Your task: Copy out all lines with the word "Pumpkin" in them.

+++ Source data

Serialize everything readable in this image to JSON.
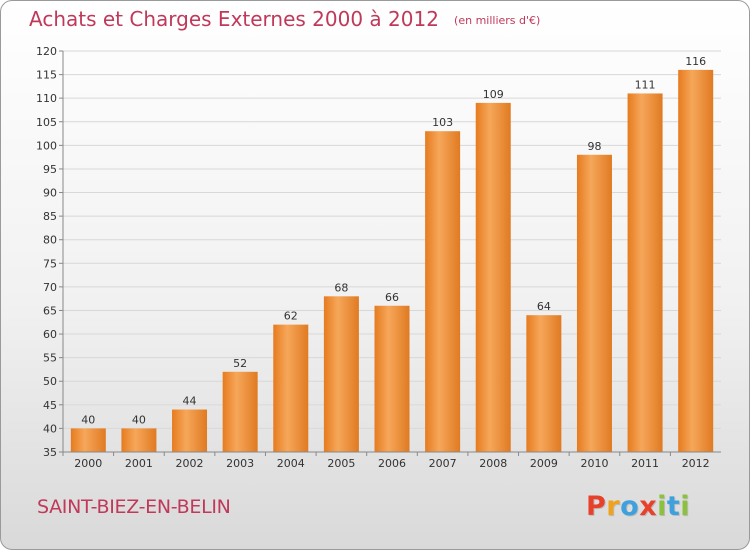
{
  "chart_data": {
    "type": "bar",
    "title": "Achats et Charges Externes 2000 à 2012",
    "subtitle": "(en milliers d'€)",
    "categories": [
      "2000",
      "2001",
      "2002",
      "2003",
      "2004",
      "2005",
      "2006",
      "2007",
      "2008",
      "2009",
      "2010",
      "2011",
      "2012"
    ],
    "values": [
      40,
      40,
      44,
      52,
      62,
      68,
      66,
      103,
      109,
      64,
      98,
      111,
      116
    ],
    "ylim": [
      35,
      120
    ],
    "yticks": [
      35,
      40,
      45,
      50,
      55,
      60,
      65,
      70,
      75,
      80,
      85,
      90,
      95,
      100,
      105,
      110,
      115,
      120
    ],
    "grid": true,
    "bar_color": "#f0913a",
    "xlabel": "",
    "ylabel": ""
  },
  "footer": {
    "city": "SAINT-BIEZ-EN-BELIN",
    "logo_letters": [
      "P",
      "r",
      "o",
      "x",
      "i",
      "t",
      "i"
    ],
    "logo_colors": [
      "#e8412b",
      "#f0a21c",
      "#3ea0dd",
      "#e8412b",
      "#8cc13f",
      "#3ea0dd",
      "#8cc13f"
    ]
  },
  "colors": {
    "title": "#c0395a",
    "grid": "#d8d8d8"
  }
}
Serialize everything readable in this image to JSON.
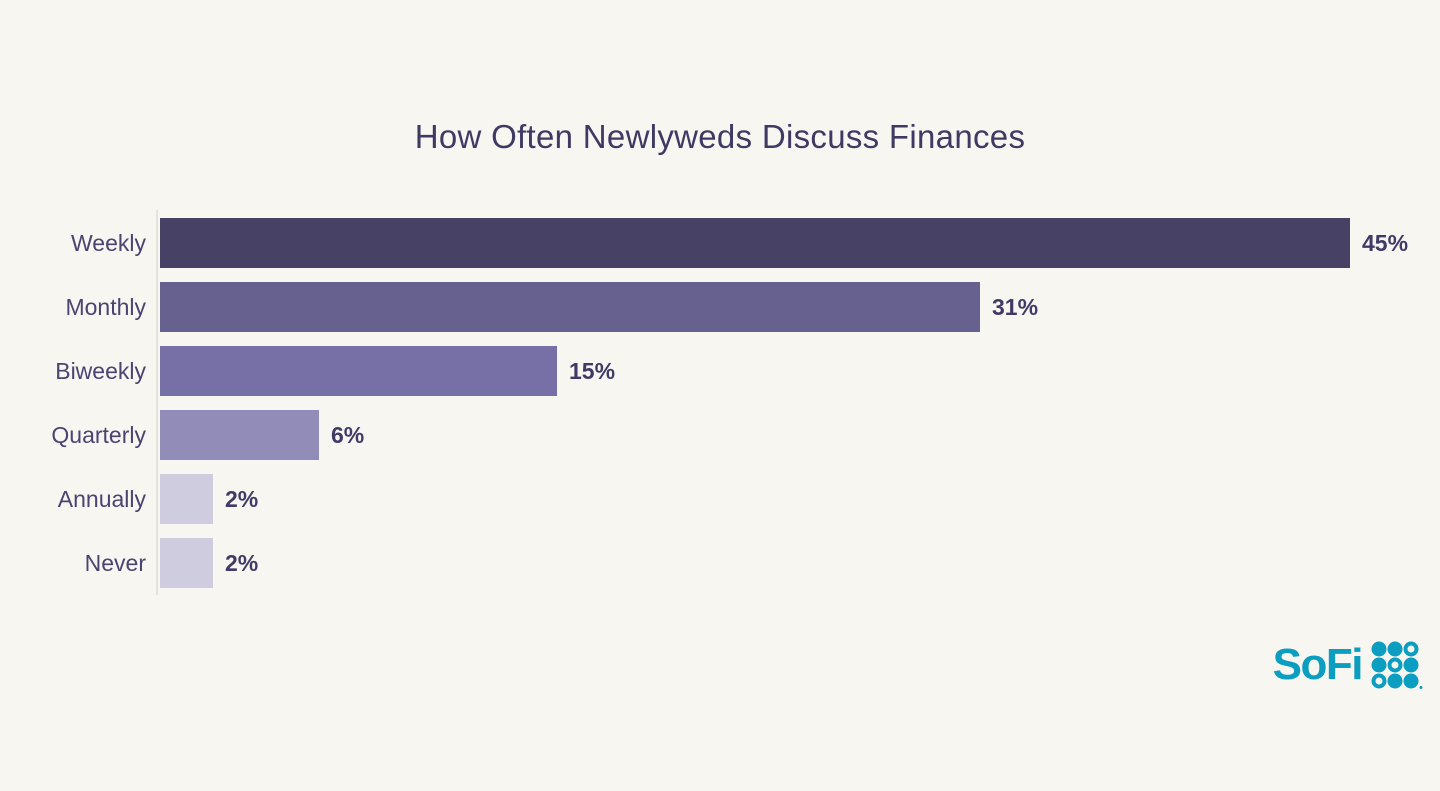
{
  "chart_data": {
    "type": "bar",
    "orientation": "horizontal",
    "title": "How Often Newlyweds Discuss Finances",
    "categories": [
      "Weekly",
      "Monthly",
      "Biweekly",
      "Quarterly",
      "Annually",
      "Never"
    ],
    "values": [
      45,
      31,
      15,
      6,
      2,
      2
    ],
    "value_labels": [
      "45%",
      "31%",
      "15%",
      "6%",
      "2%",
      "2%"
    ],
    "bar_colors": [
      "#474166",
      "#67618f",
      "#7670a6",
      "#928cb8",
      "#cfccdf",
      "#cfccdf"
    ],
    "xlim": [
      0,
      45
    ],
    "xlabel": "",
    "ylabel": "",
    "grid": false,
    "legend": false,
    "data_label_position": "outside-end"
  },
  "branding": {
    "logo_text": "SoFi",
    "logo_color": "#0b9ec0",
    "dot_grid": [
      [
        "filled",
        "filled",
        "outline"
      ],
      [
        "filled",
        "outline",
        "filled"
      ],
      [
        "outline",
        "filled",
        "filled"
      ]
    ]
  },
  "colors": {
    "background": "#f8f6f1",
    "title_text": "#3f3a64",
    "category_label_text": "#4a4470",
    "value_label_text": "#403b66",
    "axis_line": "#e5e2db"
  }
}
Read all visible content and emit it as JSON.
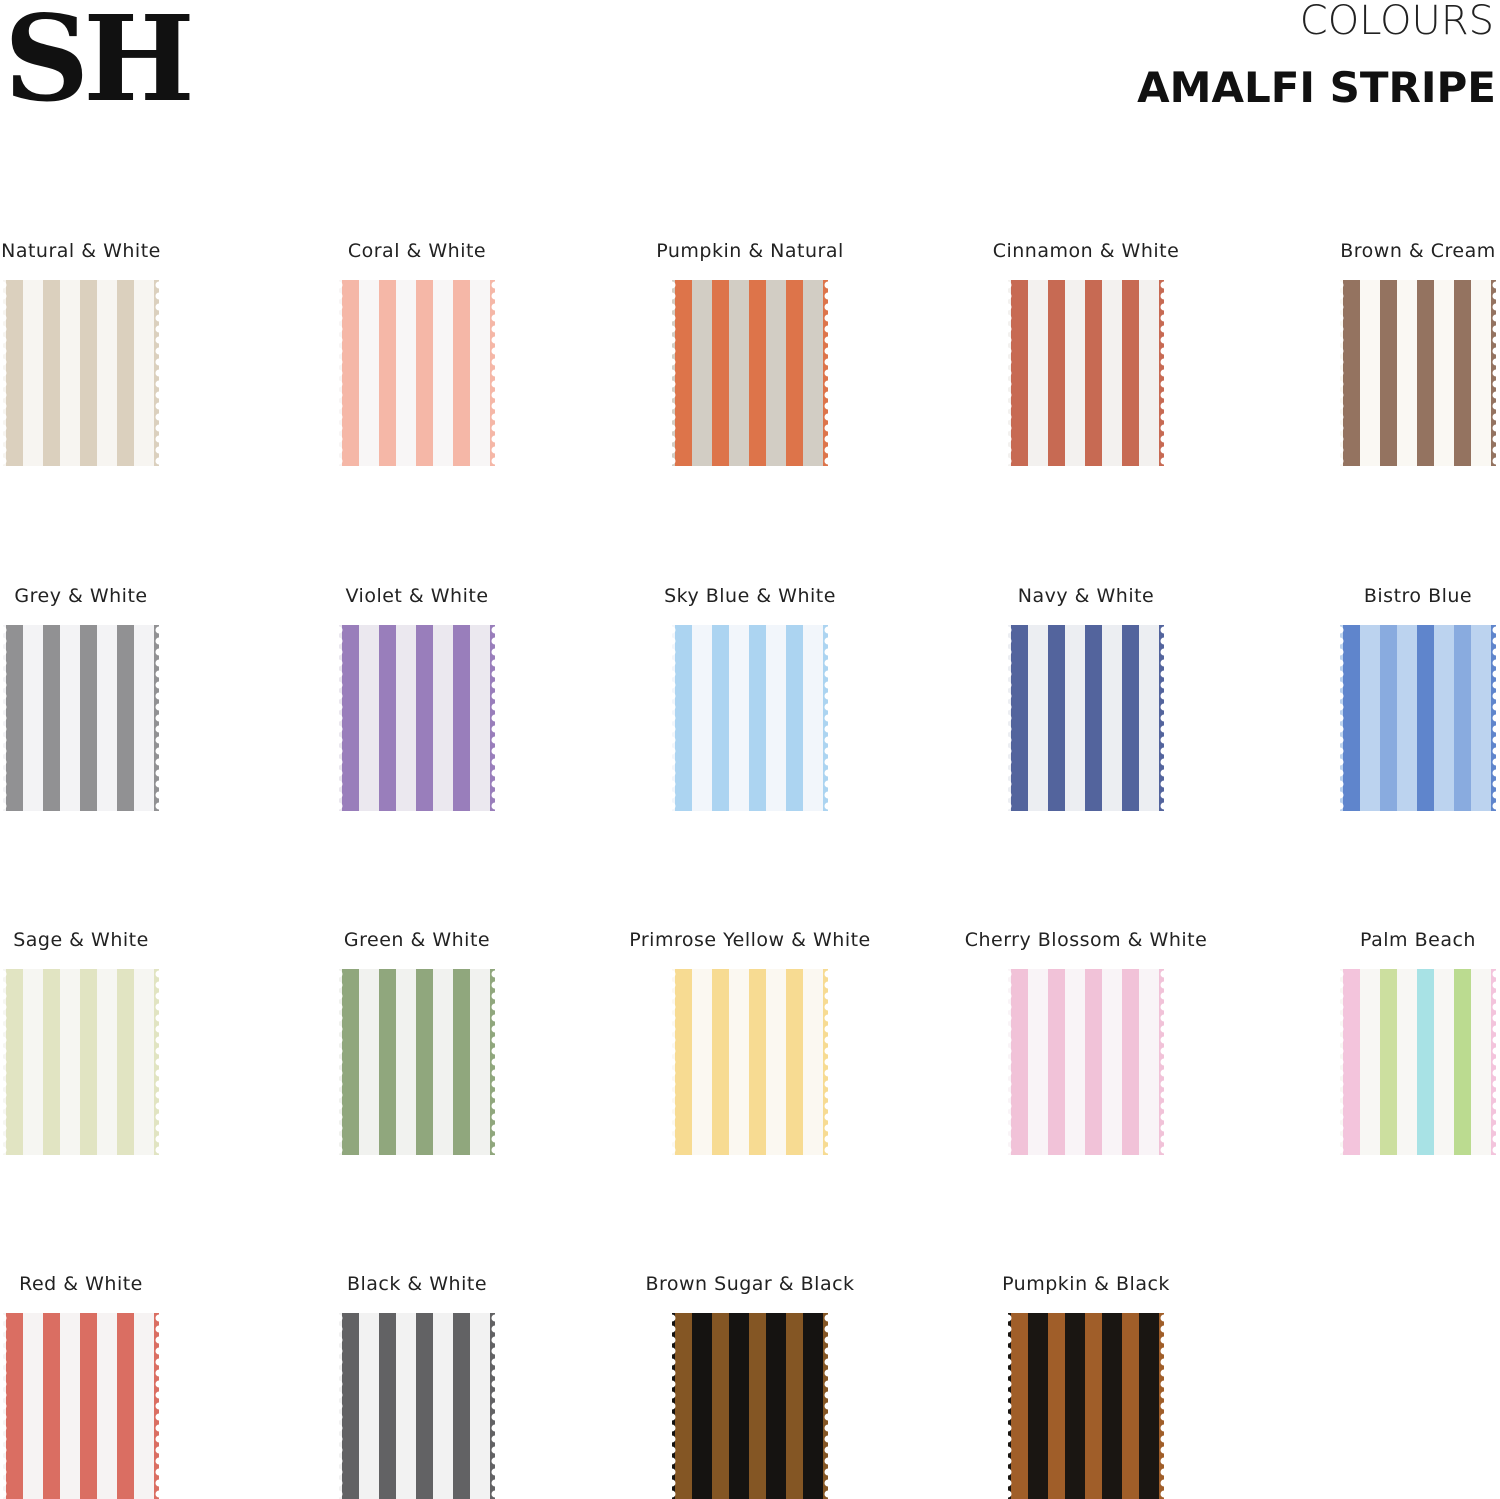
{
  "header": {
    "logo": "SH",
    "subtitle": "COLOURS",
    "title": "AMALFI STRIPE"
  },
  "swatches": [
    {
      "name": "Natural & White",
      "stripes": [
        "#d9cdbb"
      ],
      "ground": "#f7f5f1"
    },
    {
      "name": "Coral & White",
      "stripes": [
        "#f4b3a2"
      ],
      "ground": "#f8f6f6"
    },
    {
      "name": "Pumpkin & Natural",
      "stripes": [
        "#dd6f43"
      ],
      "ground": "#d2cdc4"
    },
    {
      "name": "Cinnamon & White",
      "stripes": [
        "#c4624a"
      ],
      "ground": "#f3f1ef"
    },
    {
      "name": "Brown & Cream",
      "stripes": [
        "#8e6b57"
      ],
      "ground": "#faf8f3"
    },
    {
      "name": "Grey & White",
      "stripes": [
        "#8b8b8d"
      ],
      "ground": "#f3f3f5"
    },
    {
      "name": "Violet & White",
      "stripes": [
        "#9578b7"
      ],
      "ground": "#ebe8ef"
    },
    {
      "name": "Sky Blue & White",
      "stripes": [
        "#a8d2f0"
      ],
      "ground": "#f2f6fb"
    },
    {
      "name": "Navy & White",
      "stripes": [
        "#4b5c98"
      ],
      "ground": "#eceef2"
    },
    {
      "name": "Bistro Blue",
      "stripes": [
        "#5a81c9",
        "#86a9dd"
      ],
      "ground": "#bcd3ef"
    },
    {
      "name": "Sage & White",
      "stripes": [
        "#dfe3bf"
      ],
      "ground": "#f6f6f2"
    },
    {
      "name": "Green & White",
      "stripes": [
        "#8aa276"
      ],
      "ground": "#f1f2ef"
    },
    {
      "name": "Primrose Yellow & White",
      "stripes": [
        "#f7d98c"
      ],
      "ground": "#fbf8f1"
    },
    {
      "name": "Cherry Blossom & White",
      "stripes": [
        "#f0bfd6"
      ],
      "ground": "#f9f4f7"
    },
    {
      "name": "Palm Beach",
      "stripes": [
        "#f2c1da",
        "#c9dd9a",
        "#a3e0e4",
        "#b7d98a"
      ],
      "ground": "#f8f7f4"
    },
    {
      "name": "Red & White",
      "stripes": [
        "#d8665a"
      ],
      "ground": "#f6f3f3"
    },
    {
      "name": "Black & White",
      "stripes": [
        "#5a5a5c"
      ],
      "ground": "#f2f2f2"
    },
    {
      "name": "Brown Sugar & Black",
      "stripes": [
        "#8a5a26"
      ],
      "ground": "#151311"
    },
    {
      "name": "Pumpkin & Black",
      "stripes": [
        "#a8622b"
      ],
      "ground": "#1a1612"
    }
  ]
}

++++++

Result of the exercise:
      "name": "Pumpkin & Natural",
      "name": "Pumpkin & Black",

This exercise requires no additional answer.